Given instruction:
Please transcribe the data that follows without the pictures, keeping every word the same.
===== The data =====
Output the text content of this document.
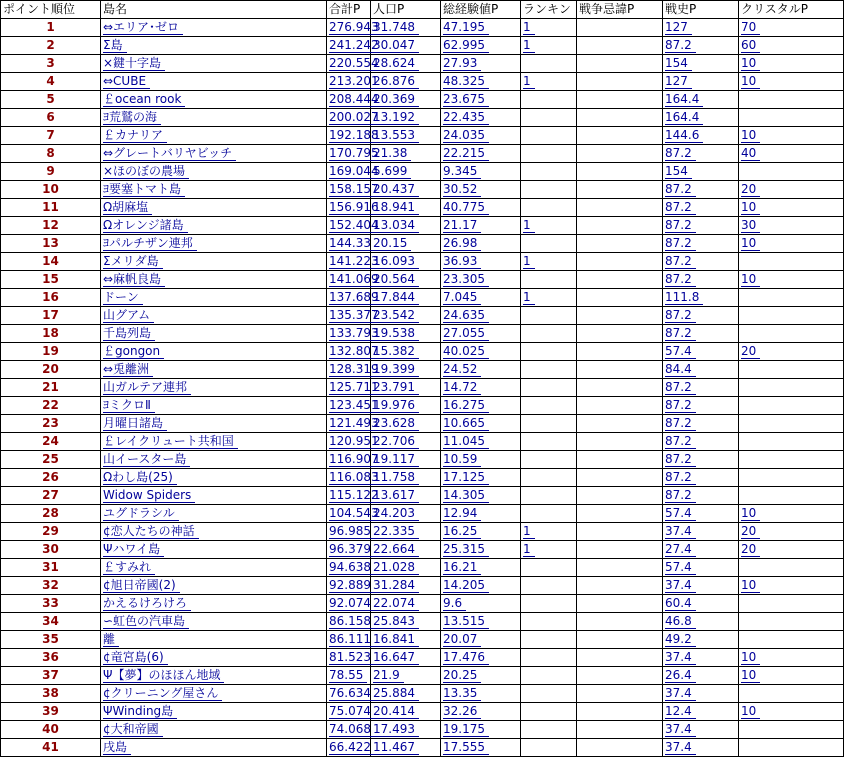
ポイント順位	島名	合計P	人口P	総経験値P	ランキン	戦争忌諱P	戦史P	クリスタルP
1	⇔エリア･ゼロ	276.943	31.748	47.195	1		127	70
2	Σ島	241.242	30.047	62.995	1		87.2	60
3	×鍵十字島	220.554	28.624	27.93			154	10
4	⇔CUBE	213.201	26.876	48.325	1		127	10
5	￡ocean rook	208.444	20.369	23.675			164.4	
6	ﾖ荒鷲の海	200.027	13.192	22.435			164.4	
7	￡カナリア	192.188	13.553	24.035			144.6	10
8	⇔グレートバリヤビッチ	170.795	21.38	22.215			87.2	40
9	×ほのぼの農場	169.044	5.699	9.345			154	
10	ﾖ要塞トマト島	158.157	20.437	30.52			87.2	20
11	Ω胡麻塩	156.916	18.941	40.775			87.2	10
12	Ωオレンジ諸島	152.404	13.034	21.17	1		87.2	30
13	ﾖパルチザン連邦	144.33	20.15	26.98			87.2	10
14	Σメリダ島	141.223	16.093	36.93	1		87.2	
15	⇔麻帆良島	141.069	20.564	23.305			87.2	10
16	ドーン	137.689	17.844	7.045	1		111.8	
17	山グアム	135.377	23.542	24.635			87.2	
18	千島列島	133.793	19.538	27.055			87.2	
19	￡gongon	132.807	15.382	40.025			57.4	20
20	⇔兎離洲	128.319	19.399	24.52			84.4	
21	山ガルテア連邦	125.711	23.791	14.72			87.2	
22	ﾖミクロⅡ	123.451	19.976	16.275			87.2	
23	月曜日諸島	121.493	23.628	10.665			87.2	
24	￡レイクリュート共和国	120.951	22.706	11.045			87.2	
25	山イースター島	116.907	19.117	10.59			87.2	
26	Ωわし島(25)	116.083	11.758	17.125			87.2	
27	Widow Spiders	115.122	13.617	14.305			87.2	
28	ユグドラシル	104.543	24.203	12.94			57.4	10
29	¢恋人たちの神話	96.985	22.335	16.25	1		37.4	20
30	Ψハワイ島	96.379	22.664	25.315	1		27.4	20
31	￡すみれ	94.638	21.028	16.21			57.4	
32	¢旭日帝國(2)	92.889	31.284	14.205			37.4	10
33	かえるけろけろ	92.074	22.074	9.6			60.4	
34	∽虹色の汽車島	86.158	25.843	13.515			46.8	
35	離	86.111	16.841	20.07			49.2	
36	¢竜宮島(6)	81.523	16.647	17.476			37.4	10
37	Ψ【夢】のほほん地域	78.55	21.9	20.25			26.4	10
38	¢クリーニング屋さん	76.634	25.884	13.35			37.4	
39	ΨWinding島	75.074	20.414	32.26			12.4	10
40	¢大和帝國	74.068	17.493	19.175			37.4	
41	戌島	66.422	11.467	17.555			37.4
=====
Complete answer:
Output the text content of this document.
ポイント順位	島名	合計P	人口P	総経験値P	ランキン	戦争忌諱P	戦史P	クリスタルP
1	⇔エリア･ゼロ	276.943	31.748	47.195	1		127	70
2	Σ島	241.242	30.047	62.995	1		87.2	60
3	×鍵十字島	220.554	28.624	27.93			154	10
4	⇔CUBE	213.201	26.876	48.325	1		127	10
5	￡ocean rook	208.444	20.369	23.675			164.4	
6	ﾖ荒鷲の海	200.027	13.192	22.435			164.4	
7	￡カナリア	192.188	13.553	24.035			144.6	10
8	⇔グレートバリヤビッチ	170.795	21.38	22.215			87.2	40
9	×ほのぼの農場	169.044	5.699	9.345			154	
10	ﾖ要塞トマト島	158.157	20.437	30.52			87.2	20
11	Ω胡麻塩	156.916	18.941	40.775			87.2	10
12	Ωオレンジ諸島	152.404	13.034	21.17	1		87.2	30
13	ﾖパルチザン連邦	144.33	20.15	26.98			87.2	10
14	Σメリダ島	141.223	16.093	36.93	1		87.2	
15	⇔麻帆良島	141.069	20.564	23.305			87.2	10
16	ドーン	137.689	17.844	7.045	1		111.8	
17	山グアム	135.377	23.542	24.635			87.2	
18	千島列島	133.793	19.538	27.055			87.2	
19	￡gongon	132.807	15.382	40.025			57.4	20
20	⇔兎離洲	128.319	19.399	24.52			84.4	
21	山ガルテア連邦	125.711	23.791	14.72			87.2	
22	ﾖミクロⅡ	123.451	19.976	16.275			87.2	
23	月曜日諸島	121.493	23.628	10.665			87.2	
24	￡レイクリュート共和国	120.951	22.706	11.045			87.2	
25	山イースター島	116.907	19.117	10.59			87.2	
26	Ωわし島(25)	116.083	11.758	17.125			87.2	
27	Widow Spiders	115.122	13.617	14.305			87.2	
28	ユグドラシル	104.543	24.203	12.94			57.4	10
29	¢恋人たちの神話	96.985	22.335	16.25	1		37.4	20
30	Ψハワイ島	96.379	22.664	25.315	1		27.4	20
31	￡すみれ	94.638	21.028	16.21			57.4	
32	¢旭日帝國(2)	92.889	31.284	14.205			37.4	10
33	かえるけろけろ	92.074	22.074	9.6			60.4	
34	∽虹色の汽車島	86.158	25.843	13.515			46.8	
35	離	86.111	16.841	20.07			49.2	
36	¢竜宮島(6)	81.523	16.647	17.476			37.4	10
37	Ψ【夢】のほほん地域	78.55	21.9	20.25			26.4	10
38	¢クリーニング屋さん	76.634	25.884	13.35			37.4	
39	ΨWinding島	75.074	20.414	32.26			12.4	10
40	¢大和帝國	74.068	17.493	19.175			37.4	
41	戌島	66.422	11.467	17.555			37.4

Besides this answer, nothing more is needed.